Reproduce every entry exactly and leave its pictures out.

> _Listed entries_

--- START ---

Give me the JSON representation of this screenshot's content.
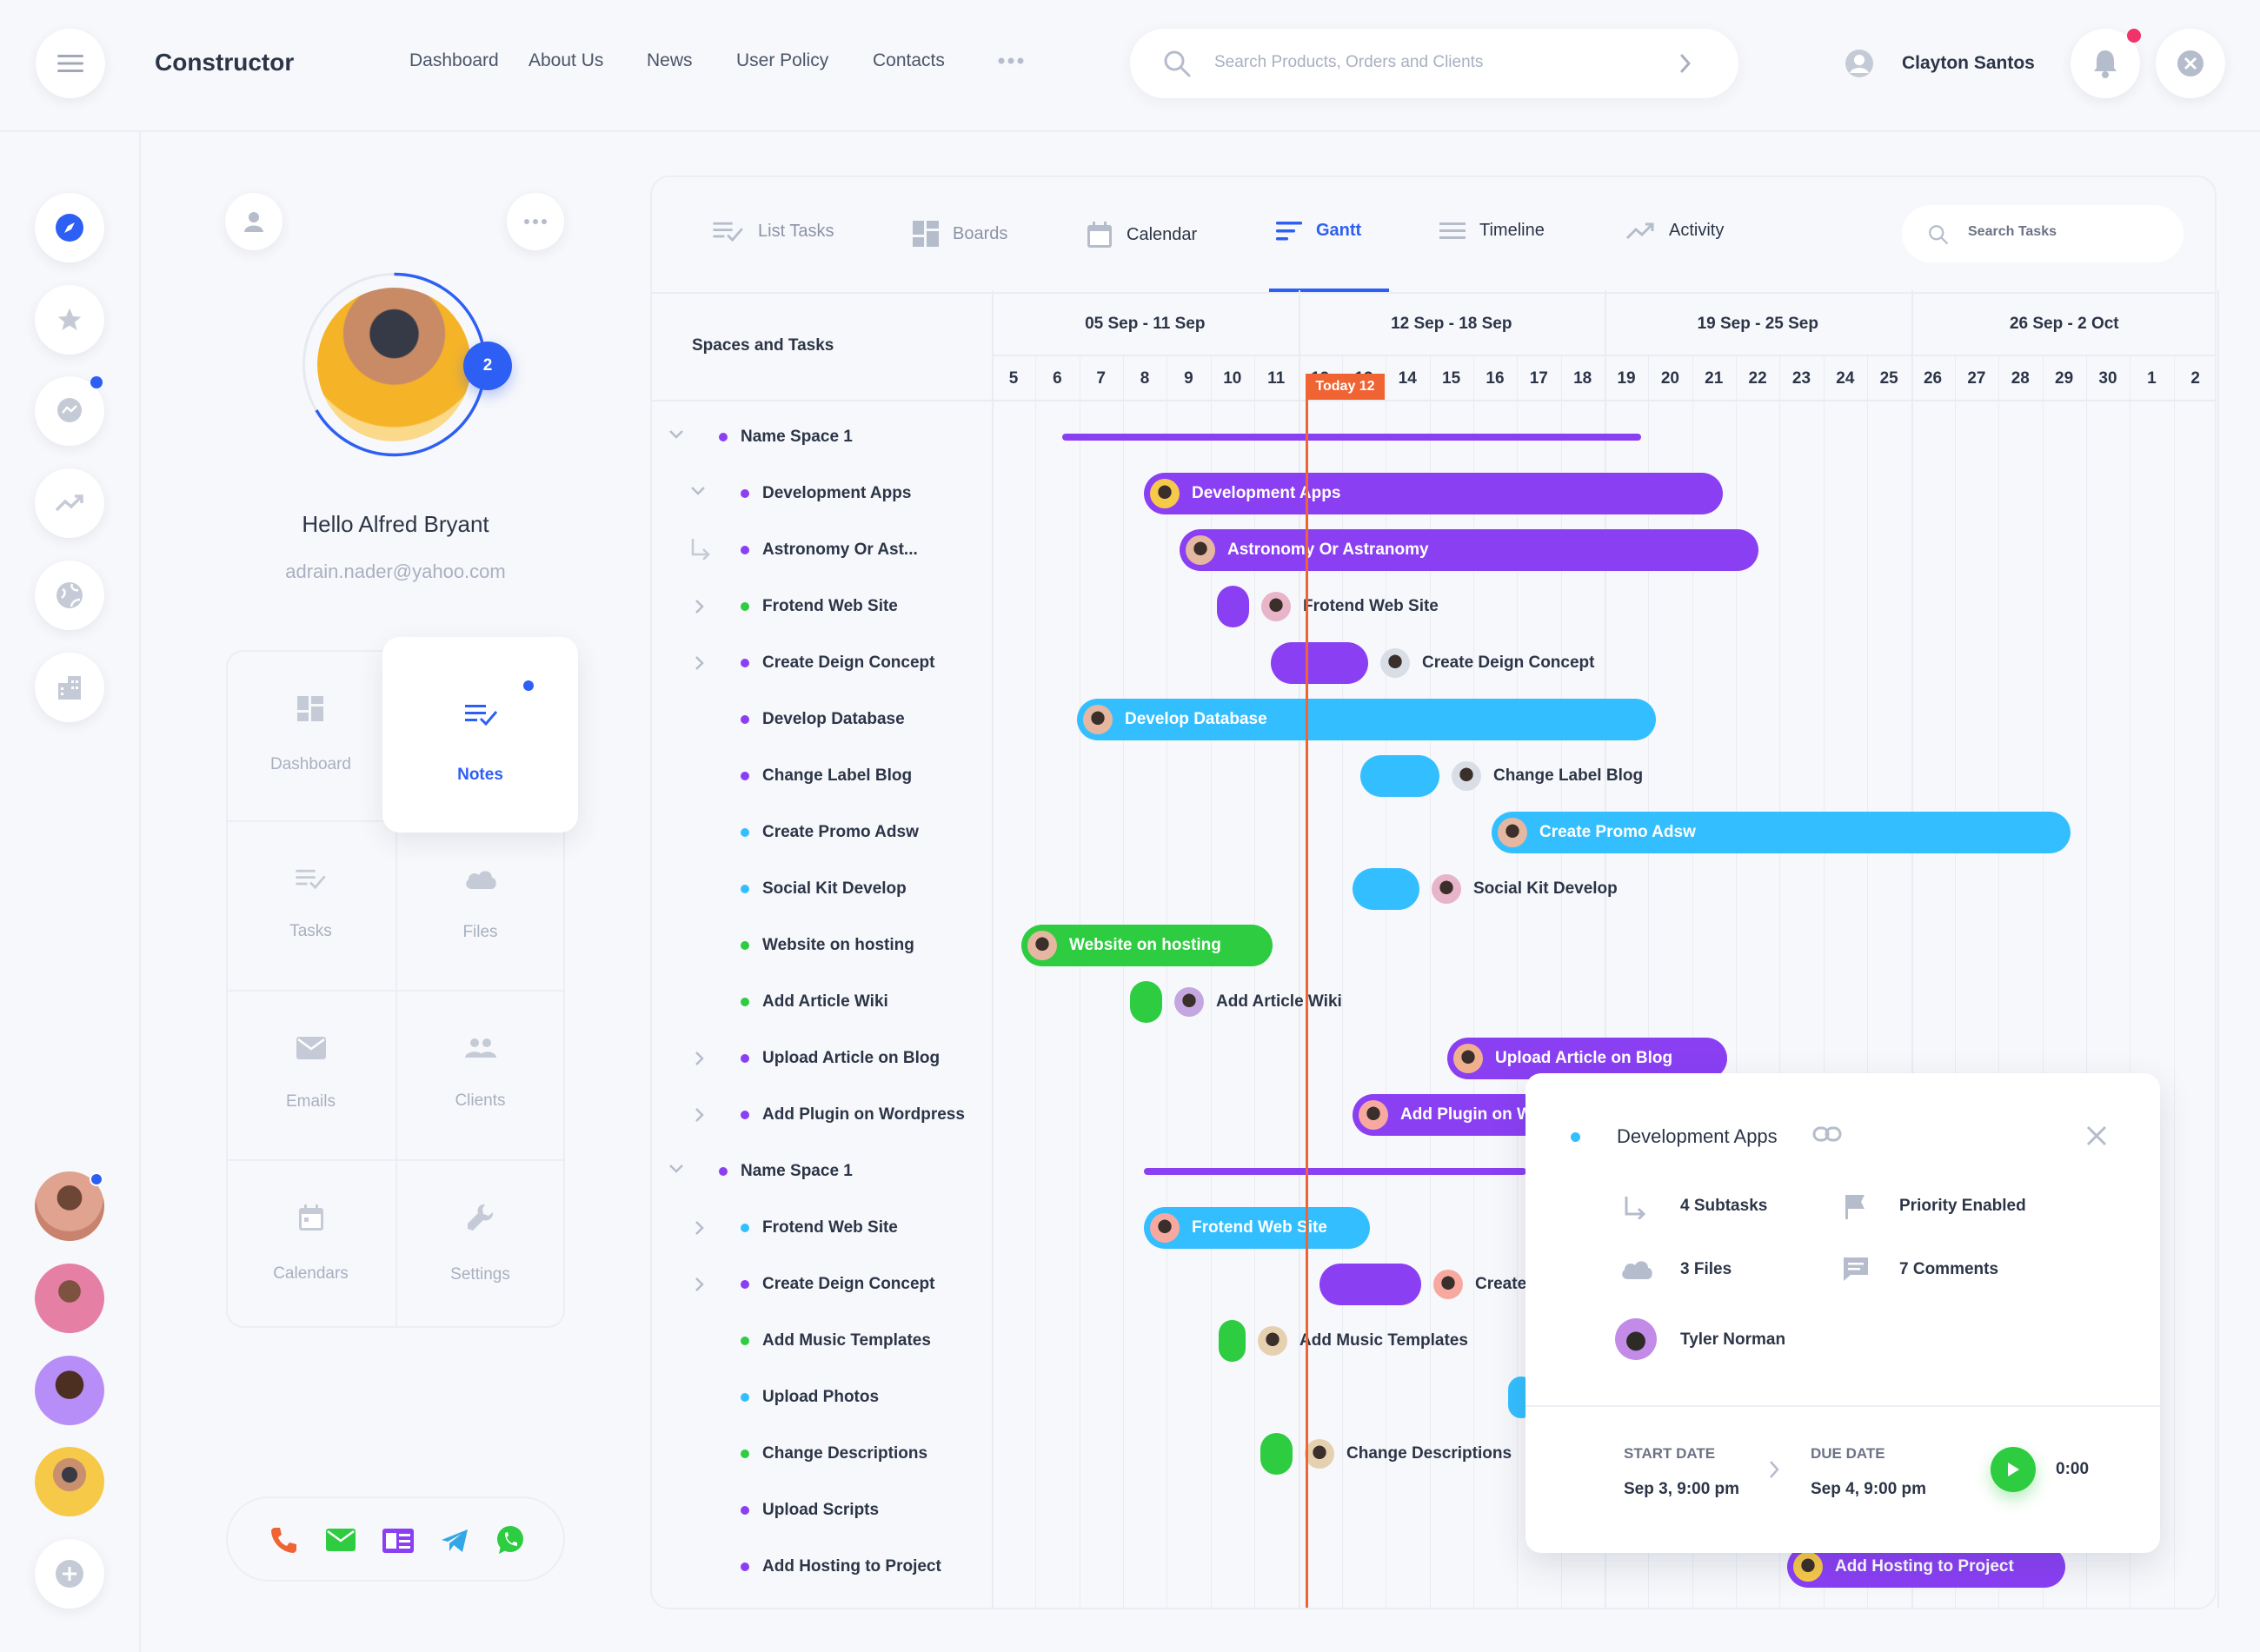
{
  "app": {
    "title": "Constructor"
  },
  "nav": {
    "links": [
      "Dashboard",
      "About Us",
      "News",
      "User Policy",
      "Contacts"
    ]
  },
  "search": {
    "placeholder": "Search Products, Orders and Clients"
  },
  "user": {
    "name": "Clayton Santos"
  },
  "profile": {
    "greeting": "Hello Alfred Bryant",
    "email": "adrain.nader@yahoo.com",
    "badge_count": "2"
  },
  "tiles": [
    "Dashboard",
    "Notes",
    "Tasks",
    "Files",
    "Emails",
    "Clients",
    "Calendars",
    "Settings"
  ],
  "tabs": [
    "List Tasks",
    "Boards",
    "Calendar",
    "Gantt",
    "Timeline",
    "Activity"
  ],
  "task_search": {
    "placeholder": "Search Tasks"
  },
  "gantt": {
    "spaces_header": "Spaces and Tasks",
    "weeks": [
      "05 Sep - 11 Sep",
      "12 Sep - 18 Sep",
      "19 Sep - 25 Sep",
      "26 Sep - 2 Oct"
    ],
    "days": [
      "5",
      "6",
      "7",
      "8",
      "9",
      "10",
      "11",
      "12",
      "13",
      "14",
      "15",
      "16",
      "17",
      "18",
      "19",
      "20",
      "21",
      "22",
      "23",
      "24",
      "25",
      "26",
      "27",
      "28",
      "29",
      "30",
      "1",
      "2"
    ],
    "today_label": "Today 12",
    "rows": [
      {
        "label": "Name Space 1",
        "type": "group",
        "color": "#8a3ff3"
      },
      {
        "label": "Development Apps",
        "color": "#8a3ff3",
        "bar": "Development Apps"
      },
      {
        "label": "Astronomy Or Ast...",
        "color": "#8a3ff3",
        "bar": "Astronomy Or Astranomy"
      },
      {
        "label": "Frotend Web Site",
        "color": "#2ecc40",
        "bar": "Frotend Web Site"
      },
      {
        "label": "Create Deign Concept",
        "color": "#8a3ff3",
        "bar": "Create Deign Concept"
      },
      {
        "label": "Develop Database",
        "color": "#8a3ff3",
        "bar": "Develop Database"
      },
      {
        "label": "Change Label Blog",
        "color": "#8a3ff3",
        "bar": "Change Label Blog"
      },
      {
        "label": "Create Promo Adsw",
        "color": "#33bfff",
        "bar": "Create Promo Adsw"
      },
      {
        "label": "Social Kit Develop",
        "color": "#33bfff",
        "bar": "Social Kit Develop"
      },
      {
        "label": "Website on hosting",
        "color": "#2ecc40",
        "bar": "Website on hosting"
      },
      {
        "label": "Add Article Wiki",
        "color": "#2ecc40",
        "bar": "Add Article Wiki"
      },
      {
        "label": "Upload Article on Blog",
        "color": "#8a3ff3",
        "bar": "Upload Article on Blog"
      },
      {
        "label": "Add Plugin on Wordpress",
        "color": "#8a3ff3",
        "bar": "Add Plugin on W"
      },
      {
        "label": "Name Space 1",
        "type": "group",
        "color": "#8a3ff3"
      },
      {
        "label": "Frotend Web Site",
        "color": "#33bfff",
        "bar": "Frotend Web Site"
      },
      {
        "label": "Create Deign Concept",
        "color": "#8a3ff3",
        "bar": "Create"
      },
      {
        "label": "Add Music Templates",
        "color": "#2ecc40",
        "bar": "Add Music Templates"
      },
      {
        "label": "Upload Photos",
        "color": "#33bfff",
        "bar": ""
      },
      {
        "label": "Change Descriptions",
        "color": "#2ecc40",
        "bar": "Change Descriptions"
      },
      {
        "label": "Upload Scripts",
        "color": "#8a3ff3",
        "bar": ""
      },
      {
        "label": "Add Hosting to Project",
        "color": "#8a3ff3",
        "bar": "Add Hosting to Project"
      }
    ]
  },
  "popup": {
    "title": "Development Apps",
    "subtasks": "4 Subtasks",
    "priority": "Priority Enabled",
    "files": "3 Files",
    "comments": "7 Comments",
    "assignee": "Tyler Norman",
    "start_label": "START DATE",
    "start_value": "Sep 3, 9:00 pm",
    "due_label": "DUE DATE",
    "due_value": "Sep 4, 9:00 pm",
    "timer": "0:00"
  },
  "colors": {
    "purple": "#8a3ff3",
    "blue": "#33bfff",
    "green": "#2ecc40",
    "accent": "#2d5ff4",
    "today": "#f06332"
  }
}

--- END ---

> _Solution for this task_
Give me the JSON representation of this screenshot's content.
{
  "app": {
    "title": "Constructor"
  },
  "nav": {
    "links": [
      "Dashboard",
      "About Us",
      "News",
      "User Policy",
      "Contacts"
    ]
  },
  "search": {
    "placeholder": "Search Products, Orders and Clients"
  },
  "user": {
    "name": "Clayton Santos"
  },
  "profile": {
    "greeting": "Hello Alfred Bryant",
    "email": "adrain.nader@yahoo.com",
    "badge_count": "2"
  },
  "tiles": [
    "Dashboard",
    "Notes",
    "Tasks",
    "Files",
    "Emails",
    "Clients",
    "Calendars",
    "Settings"
  ],
  "tabs": [
    "List Tasks",
    "Boards",
    "Calendar",
    "Gantt",
    "Timeline",
    "Activity"
  ],
  "task_search": {
    "placeholder": "Search Tasks"
  },
  "gantt": {
    "spaces_header": "Spaces and Tasks",
    "weeks": [
      "05 Sep - 11 Sep",
      "12 Sep - 18 Sep",
      "19 Sep - 25 Sep",
      "26 Sep - 2 Oct"
    ],
    "days": [
      "5",
      "6",
      "7",
      "8",
      "9",
      "10",
      "11",
      "12",
      "13",
      "14",
      "15",
      "16",
      "17",
      "18",
      "19",
      "20",
      "21",
      "22",
      "23",
      "24",
      "25",
      "26",
      "27",
      "28",
      "29",
      "30",
      "1",
      "2"
    ],
    "today_label": "Today 12",
    "rows": [
      {
        "label": "Name Space 1",
        "type": "group",
        "color": "#8a3ff3"
      },
      {
        "label": "Development Apps",
        "color": "#8a3ff3",
        "bar": "Development Apps"
      },
      {
        "label": "Astronomy Or Ast...",
        "color": "#8a3ff3",
        "bar": "Astronomy Or Astranomy"
      },
      {
        "label": "Frotend Web Site",
        "color": "#2ecc40",
        "bar": "Frotend Web Site"
      },
      {
        "label": "Create Deign Concept",
        "color": "#8a3ff3",
        "bar": "Create Deign Concept"
      },
      {
        "label": "Develop Database",
        "color": "#8a3ff3",
        "bar": "Develop Database"
      },
      {
        "label": "Change Label Blog",
        "color": "#8a3ff3",
        "bar": "Change Label Blog"
      },
      {
        "label": "Create Promo Adsw",
        "color": "#33bfff",
        "bar": "Create Promo Adsw"
      },
      {
        "label": "Social Kit Develop",
        "color": "#33bfff",
        "bar": "Social Kit Develop"
      },
      {
        "label": "Website on hosting",
        "color": "#2ecc40",
        "bar": "Website on hosting"
      },
      {
        "label": "Add Article Wiki",
        "color": "#2ecc40",
        "bar": "Add Article Wiki"
      },
      {
        "label": "Upload Article on Blog",
        "color": "#8a3ff3",
        "bar": "Upload Article on Blog"
      },
      {
        "label": "Add Plugin on Wordpress",
        "color": "#8a3ff3",
        "bar": "Add Plugin on W"
      },
      {
        "label": "Name Space 1",
        "type": "group",
        "color": "#8a3ff3"
      },
      {
        "label": "Frotend Web Site",
        "color": "#33bfff",
        "bar": "Frotend Web Site"
      },
      {
        "label": "Create Deign Concept",
        "color": "#8a3ff3",
        "bar": "Create"
      },
      {
        "label": "Add Music Templates",
        "color": "#2ecc40",
        "bar": "Add Music Templates"
      },
      {
        "label": "Upload Photos",
        "color": "#33bfff",
        "bar": ""
      },
      {
        "label": "Change Descriptions",
        "color": "#2ecc40",
        "bar": "Change Descriptions"
      },
      {
        "label": "Upload Scripts",
        "color": "#8a3ff3",
        "bar": ""
      },
      {
        "label": "Add Hosting to Project",
        "color": "#8a3ff3",
        "bar": "Add Hosting to Project"
      }
    ]
  },
  "popup": {
    "title": "Development Apps",
    "subtasks": "4 Subtasks",
    "priority": "Priority Enabled",
    "files": "3 Files",
    "comments": "7 Comments",
    "assignee": "Tyler Norman",
    "start_label": "START DATE",
    "start_value": "Sep 3, 9:00 pm",
    "due_label": "DUE DATE",
    "due_value": "Sep 4, 9:00 pm",
    "timer": "0:00"
  },
  "colors": {
    "purple": "#8a3ff3",
    "blue": "#33bfff",
    "green": "#2ecc40",
    "accent": "#2d5ff4",
    "today": "#f06332"
  }
}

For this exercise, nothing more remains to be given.